##### EXERCISE INPUTS #####
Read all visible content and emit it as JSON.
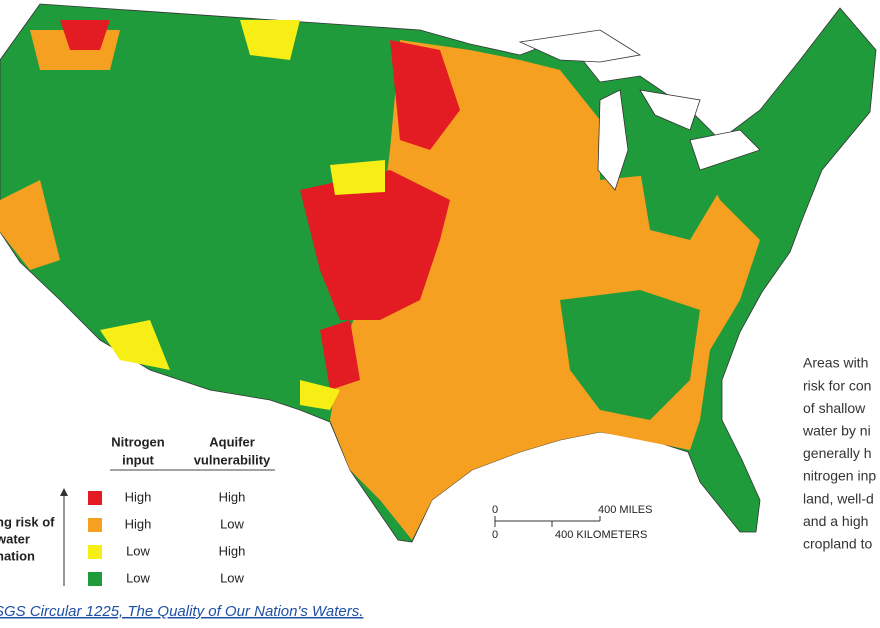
{
  "legend": {
    "nitrogen_header": [
      "Nitrogen",
      "input"
    ],
    "aquifer_header": [
      "Aquifer",
      "vulnerability"
    ],
    "axis_label": [
      "ng risk of",
      "water",
      "nation"
    ],
    "rows": [
      {
        "nitrogen": "High",
        "aquifer": "High",
        "color": "#e31b23"
      },
      {
        "nitrogen": "High",
        "aquifer": "Low",
        "color": "#f5a020"
      },
      {
        "nitrogen": "Low",
        "aquifer": "High",
        "color": "#f6ee14"
      },
      {
        "nitrogen": "Low",
        "aquifer": "Low",
        "color": "#1f9b3c"
      }
    ]
  },
  "scale": {
    "miles_zero": "0",
    "miles_label": "400 MILES",
    "km_zero": "0",
    "km_label": "400 KILOMETERS"
  },
  "side_text": [
    "Areas with",
    "risk for con",
    "of shallow",
    "water by ni",
    "generally h",
    "nitrogen inp",
    "land, well-d",
    "and a high",
    "cropland to"
  ],
  "caption": "SGS Circular 1225, The Quality of Our Nation's Waters."
}
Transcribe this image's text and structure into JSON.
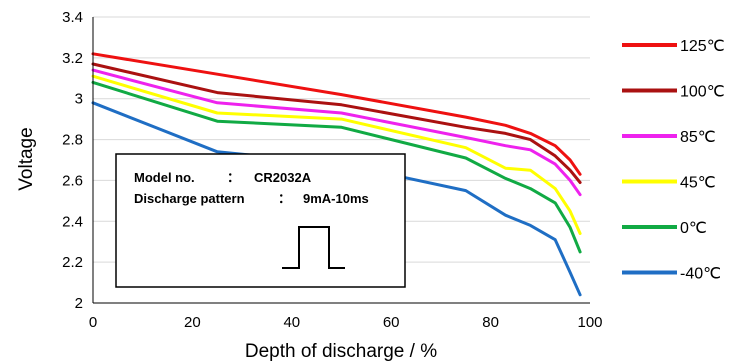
{
  "chart_data": {
    "type": "line",
    "xlabel": "Depth of discharge / %",
    "ylabel": "Voltage",
    "xlim": [
      0,
      100
    ],
    "ylim": [
      2,
      3.4
    ],
    "xticks": [
      "0",
      "20",
      "40",
      "60",
      "80",
      "100"
    ],
    "yticks": [
      "2",
      "2.2",
      "2.4",
      "2.6",
      "2.8",
      "3",
      "3.2",
      "3.4"
    ],
    "grid": "horizontal",
    "legend_position": "right",
    "series": [
      {
        "name": "125℃",
        "color": "#ee1111",
        "x": [
          0,
          25,
          50,
          75,
          83,
          88,
          93,
          96,
          98
        ],
        "y": [
          3.22,
          3.12,
          3.02,
          2.91,
          2.87,
          2.83,
          2.77,
          2.7,
          2.63
        ]
      },
      {
        "name": "100℃",
        "color": "#aa1111",
        "x": [
          0,
          25,
          50,
          75,
          83,
          88,
          93,
          96,
          98
        ],
        "y": [
          3.17,
          3.03,
          2.97,
          2.86,
          2.83,
          2.8,
          2.72,
          2.65,
          2.59
        ]
      },
      {
        "name": "85℃",
        "color": "#ee22ee",
        "x": [
          0,
          25,
          50,
          75,
          83,
          88,
          93,
          96,
          98
        ],
        "y": [
          3.14,
          2.98,
          2.93,
          2.81,
          2.77,
          2.75,
          2.68,
          2.6,
          2.53
        ]
      },
      {
        "name": "45℃",
        "color": "#ffff00",
        "x": [
          0,
          25,
          50,
          75,
          83,
          88,
          93,
          96,
          98
        ],
        "y": [
          3.11,
          2.93,
          2.9,
          2.76,
          2.66,
          2.65,
          2.56,
          2.45,
          2.34
        ]
      },
      {
        "name": "0℃",
        "color": "#11aa44",
        "x": [
          0,
          25,
          50,
          75,
          83,
          88,
          93,
          96,
          98
        ],
        "y": [
          3.08,
          2.89,
          2.86,
          2.71,
          2.61,
          2.56,
          2.49,
          2.37,
          2.25
        ]
      },
      {
        "name": "-40℃",
        "color": "#1f6ec4",
        "x": [
          0,
          25,
          50,
          75,
          83,
          88,
          93,
          96,
          98
        ],
        "y": [
          2.98,
          2.74,
          2.68,
          2.55,
          2.43,
          2.38,
          2.31,
          2.15,
          2.04
        ]
      }
    ],
    "annotation": {
      "line1_label": "Model no.",
      "line1_sep": "：",
      "line1_value": "CR2032A",
      "line2_label": "Discharge pattern",
      "line2_sep": "：",
      "line2_value": "9mA-10ms"
    }
  }
}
#####
### WHAT TO DO
Output every entry verbatim. Pictures do not belong in the copy.

### FINAL RESULT
Read all visible content and emit it as JSON.
{
  "legend": {
    "nitrogen_header": [
      "Nitrogen",
      "input"
    ],
    "aquifer_header": [
      "Aquifer",
      "vulnerability"
    ],
    "axis_label": [
      "ng risk of",
      "water",
      "nation"
    ],
    "rows": [
      {
        "nitrogen": "High",
        "aquifer": "High",
        "color": "#e31b23"
      },
      {
        "nitrogen": "High",
        "aquifer": "Low",
        "color": "#f5a020"
      },
      {
        "nitrogen": "Low",
        "aquifer": "High",
        "color": "#f6ee14"
      },
      {
        "nitrogen": "Low",
        "aquifer": "Low",
        "color": "#1f9b3c"
      }
    ]
  },
  "scale": {
    "miles_zero": "0",
    "miles_label": "400 MILES",
    "km_zero": "0",
    "km_label": "400 KILOMETERS"
  },
  "side_text": [
    "Areas with",
    "risk for con",
    "of shallow",
    "water by ni",
    "generally h",
    "nitrogen inp",
    "land, well-d",
    "and a high",
    "cropland to"
  ],
  "caption": "SGS Circular 1225, The Quality of Our Nation's Waters."
}
Transcribe this image's text and structure into JSON.
{
  "chart_data": {
    "type": "line",
    "xlabel": "Depth of discharge / %",
    "ylabel": "Voltage",
    "xlim": [
      0,
      100
    ],
    "ylim": [
      2,
      3.4
    ],
    "xticks": [
      "0",
      "20",
      "40",
      "60",
      "80",
      "100"
    ],
    "yticks": [
      "2",
      "2.2",
      "2.4",
      "2.6",
      "2.8",
      "3",
      "3.2",
      "3.4"
    ],
    "grid": "horizontal",
    "legend_position": "right",
    "series": [
      {
        "name": "125℃",
        "color": "#ee1111",
        "x": [
          0,
          25,
          50,
          75,
          83,
          88,
          93,
          96,
          98
        ],
        "y": [
          3.22,
          3.12,
          3.02,
          2.91,
          2.87,
          2.83,
          2.77,
          2.7,
          2.63
        ]
      },
      {
        "name": "100℃",
        "color": "#aa1111",
        "x": [
          0,
          25,
          50,
          75,
          83,
          88,
          93,
          96,
          98
        ],
        "y": [
          3.17,
          3.03,
          2.97,
          2.86,
          2.83,
          2.8,
          2.72,
          2.65,
          2.59
        ]
      },
      {
        "name": "85℃",
        "color": "#ee22ee",
        "x": [
          0,
          25,
          50,
          75,
          83,
          88,
          93,
          96,
          98
        ],
        "y": [
          3.14,
          2.98,
          2.93,
          2.81,
          2.77,
          2.75,
          2.68,
          2.6,
          2.53
        ]
      },
      {
        "name": "45℃",
        "color": "#ffff00",
        "x": [
          0,
          25,
          50,
          75,
          83,
          88,
          93,
          96,
          98
        ],
        "y": [
          3.11,
          2.93,
          2.9,
          2.76,
          2.66,
          2.65,
          2.56,
          2.45,
          2.34
        ]
      },
      {
        "name": "0℃",
        "color": "#11aa44",
        "x": [
          0,
          25,
          50,
          75,
          83,
          88,
          93,
          96,
          98
        ],
        "y": [
          3.08,
          2.89,
          2.86,
          2.71,
          2.61,
          2.56,
          2.49,
          2.37,
          2.25
        ]
      },
      {
        "name": "-40℃",
        "color": "#1f6ec4",
        "x": [
          0,
          25,
          50,
          75,
          83,
          88,
          93,
          96,
          98
        ],
        "y": [
          2.98,
          2.74,
          2.68,
          2.55,
          2.43,
          2.38,
          2.31,
          2.15,
          2.04
        ]
      }
    ],
    "annotation": {
      "line1_label": "Model no.",
      "line1_sep": "：",
      "line1_value": "CR2032A",
      "line2_label": "Discharge pattern",
      "line2_sep": "：",
      "line2_value": "9mA-10ms"
    }
  }
}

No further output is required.